---------- INPUT RECORDS ----------

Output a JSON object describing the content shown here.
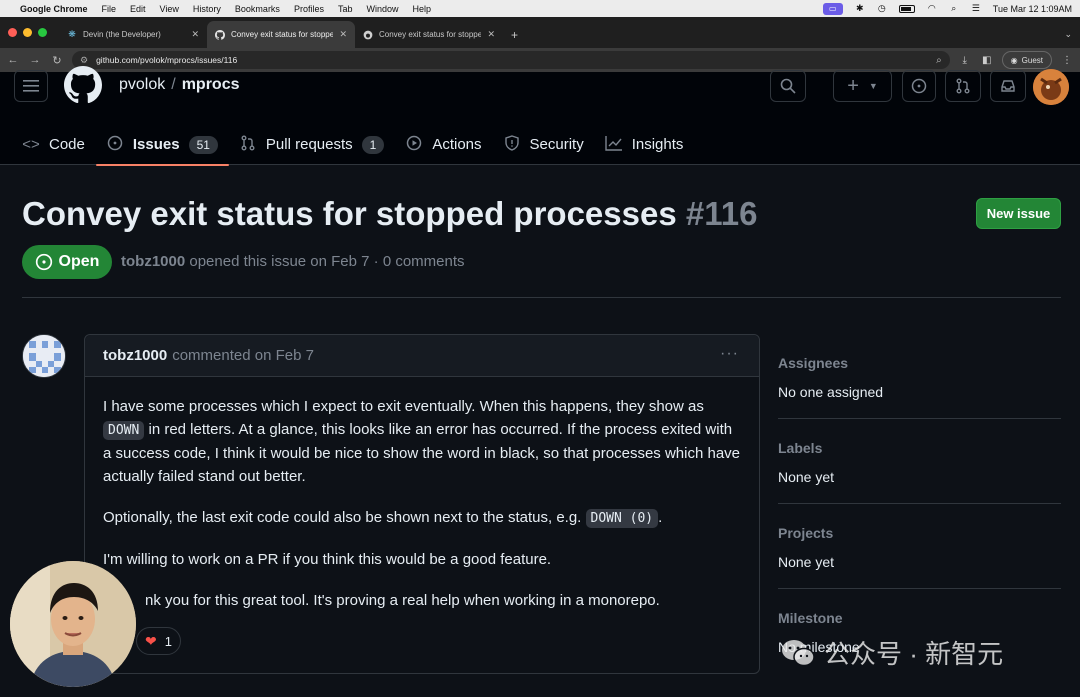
{
  "menubar": {
    "app": "Google Chrome",
    "items": [
      "File",
      "Edit",
      "View",
      "History",
      "Bookmarks",
      "Profiles",
      "Tab",
      "Window",
      "Help"
    ],
    "datetime": "Tue Mar 12  1:09AM"
  },
  "tabs": [
    {
      "title": "Devin (the Developer)",
      "active": false
    },
    {
      "title": "Convey exit status for stoppe",
      "active": true
    },
    {
      "title": "Convey exit status for stoppe",
      "active": false
    }
  ],
  "address": {
    "url": "github.com/pvolok/mprocs/issues/116",
    "profile": "Guest"
  },
  "repo": {
    "owner": "pvolok",
    "separator": "/",
    "name": "mprocs"
  },
  "repo_nav": [
    {
      "label": "Code",
      "icon": "code-icon",
      "count": null,
      "selected": false
    },
    {
      "label": "Issues",
      "icon": "issue-icon",
      "count": "51",
      "selected": true
    },
    {
      "label": "Pull requests",
      "icon": "pull-request-icon",
      "count": "1",
      "selected": false
    },
    {
      "label": "Actions",
      "icon": "play-icon",
      "count": null,
      "selected": false
    },
    {
      "label": "Security",
      "icon": "shield-icon",
      "count": null,
      "selected": false
    },
    {
      "label": "Insights",
      "icon": "graph-icon",
      "count": null,
      "selected": false
    }
  ],
  "issue": {
    "title": "Convey exit status for stopped processes",
    "number": "#116",
    "state": "Open",
    "author": "tobz1000",
    "meta_rest": "opened this issue on Feb 7 · 0 comments",
    "new_issue_label": "New issue"
  },
  "comment": {
    "author": "tobz1000",
    "when": "commented on Feb 7",
    "menu": "···",
    "p1_a": "I have some processes which I expect to exit eventually. When this happens, they show as ",
    "p1_code": "DOWN",
    "p1_b": " in red letters. At a glance, this looks like an error has occurred. If the process exited with a success code, I think it would be nice to show the word in black, so that processes which have actually failed stand out better.",
    "p2_a": "Optionally, the last exit code could also be shown next to the status, e.g. ",
    "p2_code": "DOWN (0)",
    "p2_b": ".",
    "p3": "I'm willing to work on a PR if you think this would be a good feature.",
    "p4": "nk you for this great tool. It's proving a real help when working in a monorepo.",
    "reaction_count": "1"
  },
  "sidebar": {
    "assignees_label": "Assignees",
    "assignees_value": "No one assigned",
    "labels_label": "Labels",
    "labels_value": "None yet",
    "projects_label": "Projects",
    "projects_value": "None yet",
    "milestone_label": "Milestone",
    "milestone_value": "No milestone"
  },
  "watermark": {
    "text": "公众号 · 新智元"
  },
  "colors": {
    "bg": "#0d1117",
    "header_bg": "#010409",
    "green": "#238636",
    "accent_underline": "#f78166",
    "border": "#30363d",
    "muted": "#7d8590"
  }
}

----------

### WHAT TO DO
Every entry above needs to be retyped exactly; drop the pictures.

### ANSWER TO THIS TASK
Output a JSON object describing the content shown here.
{
  "menubar": {
    "app": "Google Chrome",
    "items": [
      "File",
      "Edit",
      "View",
      "History",
      "Bookmarks",
      "Profiles",
      "Tab",
      "Window",
      "Help"
    ],
    "datetime": "Tue Mar 12  1:09AM"
  },
  "tabs": [
    {
      "title": "Devin (the Developer)",
      "active": false
    },
    {
      "title": "Convey exit status for stoppe",
      "active": true
    },
    {
      "title": "Convey exit status for stoppe",
      "active": false
    }
  ],
  "address": {
    "url": "github.com/pvolok/mprocs/issues/116",
    "profile": "Guest"
  },
  "repo": {
    "owner": "pvolok",
    "separator": "/",
    "name": "mprocs"
  },
  "repo_nav": [
    {
      "label": "Code",
      "icon": "code-icon",
      "count": null,
      "selected": false
    },
    {
      "label": "Issues",
      "icon": "issue-icon",
      "count": "51",
      "selected": true
    },
    {
      "label": "Pull requests",
      "icon": "pull-request-icon",
      "count": "1",
      "selected": false
    },
    {
      "label": "Actions",
      "icon": "play-icon",
      "count": null,
      "selected": false
    },
    {
      "label": "Security",
      "icon": "shield-icon",
      "count": null,
      "selected": false
    },
    {
      "label": "Insights",
      "icon": "graph-icon",
      "count": null,
      "selected": false
    }
  ],
  "issue": {
    "title": "Convey exit status for stopped processes",
    "number": "#116",
    "state": "Open",
    "author": "tobz1000",
    "meta_rest": "opened this issue on Feb 7 · 0 comments",
    "new_issue_label": "New issue"
  },
  "comment": {
    "author": "tobz1000",
    "when": "commented on Feb 7",
    "menu": "···",
    "p1_a": "I have some processes which I expect to exit eventually. When this happens, they show as ",
    "p1_code": "DOWN",
    "p1_b": " in red letters. At a glance, this looks like an error has occurred. If the process exited with a success code, I think it would be nice to show the word in black, so that processes which have actually failed stand out better.",
    "p2_a": "Optionally, the last exit code could also be shown next to the status, e.g. ",
    "p2_code": "DOWN (0)",
    "p2_b": ".",
    "p3": "I'm willing to work on a PR if you think this would be a good feature.",
    "p4": "nk you for this great tool. It's proving a real help when working in a monorepo.",
    "reaction_count": "1"
  },
  "sidebar": {
    "assignees_label": "Assignees",
    "assignees_value": "No one assigned",
    "labels_label": "Labels",
    "labels_value": "None yet",
    "projects_label": "Projects",
    "projects_value": "None yet",
    "milestone_label": "Milestone",
    "milestone_value": "No milestone"
  },
  "watermark": {
    "text": "公众号 · 新智元"
  },
  "colors": {
    "bg": "#0d1117",
    "header_bg": "#010409",
    "green": "#238636",
    "accent_underline": "#f78166",
    "border": "#30363d",
    "muted": "#7d8590"
  }
}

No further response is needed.